— Exercise description —
Search the entries for the word "available" and pull out each line that has it.

— Input —
:::

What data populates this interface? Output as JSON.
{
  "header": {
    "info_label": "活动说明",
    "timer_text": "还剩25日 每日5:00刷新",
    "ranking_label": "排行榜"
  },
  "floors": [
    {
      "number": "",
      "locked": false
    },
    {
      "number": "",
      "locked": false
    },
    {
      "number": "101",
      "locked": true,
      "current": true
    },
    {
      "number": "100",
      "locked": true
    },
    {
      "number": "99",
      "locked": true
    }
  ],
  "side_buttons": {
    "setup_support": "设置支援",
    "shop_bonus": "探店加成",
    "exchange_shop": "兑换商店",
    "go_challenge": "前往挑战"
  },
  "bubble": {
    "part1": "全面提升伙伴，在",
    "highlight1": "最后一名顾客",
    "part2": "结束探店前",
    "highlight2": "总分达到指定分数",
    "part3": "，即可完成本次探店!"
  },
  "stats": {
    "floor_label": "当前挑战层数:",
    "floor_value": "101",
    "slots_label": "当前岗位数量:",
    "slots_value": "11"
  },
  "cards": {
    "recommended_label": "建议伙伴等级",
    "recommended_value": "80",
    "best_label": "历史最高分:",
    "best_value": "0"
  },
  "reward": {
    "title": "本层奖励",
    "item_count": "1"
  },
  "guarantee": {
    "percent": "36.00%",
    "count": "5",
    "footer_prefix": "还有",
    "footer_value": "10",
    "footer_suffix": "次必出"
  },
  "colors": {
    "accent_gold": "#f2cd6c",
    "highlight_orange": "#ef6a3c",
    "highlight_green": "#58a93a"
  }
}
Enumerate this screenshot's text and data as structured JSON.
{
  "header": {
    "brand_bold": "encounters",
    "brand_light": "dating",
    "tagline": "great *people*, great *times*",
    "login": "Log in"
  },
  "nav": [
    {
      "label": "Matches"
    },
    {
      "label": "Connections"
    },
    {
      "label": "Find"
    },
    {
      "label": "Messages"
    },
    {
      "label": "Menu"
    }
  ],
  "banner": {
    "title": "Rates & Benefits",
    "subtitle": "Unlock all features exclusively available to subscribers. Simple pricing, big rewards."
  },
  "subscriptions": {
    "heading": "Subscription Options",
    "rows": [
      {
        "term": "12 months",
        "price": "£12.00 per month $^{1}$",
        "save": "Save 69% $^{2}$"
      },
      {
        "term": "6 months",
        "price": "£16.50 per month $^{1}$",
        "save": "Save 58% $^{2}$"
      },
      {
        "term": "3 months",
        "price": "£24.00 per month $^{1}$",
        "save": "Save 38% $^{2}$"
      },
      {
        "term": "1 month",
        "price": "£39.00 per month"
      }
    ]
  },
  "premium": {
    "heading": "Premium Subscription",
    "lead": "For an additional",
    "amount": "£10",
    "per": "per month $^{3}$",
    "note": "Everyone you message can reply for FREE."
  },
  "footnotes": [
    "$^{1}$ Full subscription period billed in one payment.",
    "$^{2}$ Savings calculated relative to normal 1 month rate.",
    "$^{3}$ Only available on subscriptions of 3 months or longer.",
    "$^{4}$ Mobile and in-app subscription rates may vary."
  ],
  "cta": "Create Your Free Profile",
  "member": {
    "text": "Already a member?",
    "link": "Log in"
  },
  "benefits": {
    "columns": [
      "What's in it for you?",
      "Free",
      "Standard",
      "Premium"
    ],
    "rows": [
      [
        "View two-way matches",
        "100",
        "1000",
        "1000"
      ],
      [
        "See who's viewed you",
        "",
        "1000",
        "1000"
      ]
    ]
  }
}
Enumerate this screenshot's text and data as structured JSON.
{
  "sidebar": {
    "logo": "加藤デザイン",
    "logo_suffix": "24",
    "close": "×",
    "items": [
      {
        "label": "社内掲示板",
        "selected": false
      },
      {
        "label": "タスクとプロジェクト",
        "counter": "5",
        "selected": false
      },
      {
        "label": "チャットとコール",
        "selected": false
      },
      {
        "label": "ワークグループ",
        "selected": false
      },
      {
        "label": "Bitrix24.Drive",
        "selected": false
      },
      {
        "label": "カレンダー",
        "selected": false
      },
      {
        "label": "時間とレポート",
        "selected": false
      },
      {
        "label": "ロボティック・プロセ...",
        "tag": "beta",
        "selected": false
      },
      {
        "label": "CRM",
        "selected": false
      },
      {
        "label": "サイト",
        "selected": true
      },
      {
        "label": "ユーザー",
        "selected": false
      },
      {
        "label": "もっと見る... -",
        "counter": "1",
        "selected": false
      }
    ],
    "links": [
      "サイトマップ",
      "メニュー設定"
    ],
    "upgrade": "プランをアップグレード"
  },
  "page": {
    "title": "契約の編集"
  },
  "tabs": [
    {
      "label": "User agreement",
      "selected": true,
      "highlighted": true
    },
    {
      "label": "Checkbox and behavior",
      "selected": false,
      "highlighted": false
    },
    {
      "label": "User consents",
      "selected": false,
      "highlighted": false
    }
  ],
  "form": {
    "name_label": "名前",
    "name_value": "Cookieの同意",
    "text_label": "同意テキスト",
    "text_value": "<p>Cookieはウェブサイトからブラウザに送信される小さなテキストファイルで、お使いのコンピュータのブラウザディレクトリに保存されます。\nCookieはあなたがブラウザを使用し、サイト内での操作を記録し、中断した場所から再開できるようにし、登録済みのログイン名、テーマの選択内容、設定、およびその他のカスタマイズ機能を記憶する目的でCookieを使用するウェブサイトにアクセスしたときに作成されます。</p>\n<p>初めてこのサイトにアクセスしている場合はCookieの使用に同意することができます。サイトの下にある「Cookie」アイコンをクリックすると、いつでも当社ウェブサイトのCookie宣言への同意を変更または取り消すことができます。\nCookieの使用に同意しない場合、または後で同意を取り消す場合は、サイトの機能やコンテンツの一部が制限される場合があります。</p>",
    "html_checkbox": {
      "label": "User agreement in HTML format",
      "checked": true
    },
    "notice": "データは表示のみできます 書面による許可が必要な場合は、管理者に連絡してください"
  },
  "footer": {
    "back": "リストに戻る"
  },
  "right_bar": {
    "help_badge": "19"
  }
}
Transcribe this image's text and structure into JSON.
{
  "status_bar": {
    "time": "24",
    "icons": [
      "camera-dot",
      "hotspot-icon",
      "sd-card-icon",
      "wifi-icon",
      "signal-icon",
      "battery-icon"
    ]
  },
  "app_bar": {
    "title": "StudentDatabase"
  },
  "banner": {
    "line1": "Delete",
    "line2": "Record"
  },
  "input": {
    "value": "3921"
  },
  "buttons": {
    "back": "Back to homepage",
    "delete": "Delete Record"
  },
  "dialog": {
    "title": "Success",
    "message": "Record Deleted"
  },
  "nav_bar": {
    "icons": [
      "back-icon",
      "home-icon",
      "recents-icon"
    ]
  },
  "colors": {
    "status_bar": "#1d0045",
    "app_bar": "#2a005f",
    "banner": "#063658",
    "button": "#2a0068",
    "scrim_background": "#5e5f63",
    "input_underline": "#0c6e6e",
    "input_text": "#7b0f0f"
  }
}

:::

— Answer in full —
    "subtitle": "Unlock all features exclusively available to subscribers. Simple pricing, big rewards."
    "$^{3}$ Only available on subscriptions of 3 months or longer.",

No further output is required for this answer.